▶ **Set exercise**:
Wherever the word "vous" appears in a line, extract that line.
— BEGIN —
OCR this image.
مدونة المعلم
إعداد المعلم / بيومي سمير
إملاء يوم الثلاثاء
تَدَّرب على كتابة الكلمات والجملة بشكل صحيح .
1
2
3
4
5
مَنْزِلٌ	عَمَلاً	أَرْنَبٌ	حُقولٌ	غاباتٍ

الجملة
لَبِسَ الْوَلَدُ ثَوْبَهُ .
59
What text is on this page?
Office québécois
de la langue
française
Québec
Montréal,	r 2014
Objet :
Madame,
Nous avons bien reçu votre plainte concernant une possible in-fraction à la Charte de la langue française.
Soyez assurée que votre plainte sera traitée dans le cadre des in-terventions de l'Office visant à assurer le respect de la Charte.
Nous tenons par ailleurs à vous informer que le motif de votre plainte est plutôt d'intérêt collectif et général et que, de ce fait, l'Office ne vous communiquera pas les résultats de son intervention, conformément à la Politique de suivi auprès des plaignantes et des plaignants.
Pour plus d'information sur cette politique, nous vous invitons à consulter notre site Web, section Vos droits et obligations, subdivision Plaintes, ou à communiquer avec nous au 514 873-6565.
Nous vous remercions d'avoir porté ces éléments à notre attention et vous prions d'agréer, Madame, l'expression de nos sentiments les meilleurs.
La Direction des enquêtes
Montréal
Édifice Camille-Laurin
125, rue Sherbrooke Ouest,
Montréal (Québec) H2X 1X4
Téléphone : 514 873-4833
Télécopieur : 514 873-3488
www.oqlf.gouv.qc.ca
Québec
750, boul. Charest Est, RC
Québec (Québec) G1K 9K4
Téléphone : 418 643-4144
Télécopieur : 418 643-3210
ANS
— END —
▶ **Task solution**:
Nous tenons par ailleurs à vous informer que le motif de votre plainte est plutôt d'intérêt collectif et général et que, de ce fait, l'Office ne vous communiquera pas les résultats de son intervention, conformément à la Politique de suivi auprès des plaignantes et des plaignants.
Pour plus d'information sur cette politique, nous vous invitons à consulter notre site Web, section Vos droits et obligations, subdivision Plaintes, ou à communiquer avec nous au 514 873-6565.
Nous vous remercions d'avoir porté ces éléments à notre attention et vous prions d'agréer, Madame, l'expression de nos sentiments les meilleurs.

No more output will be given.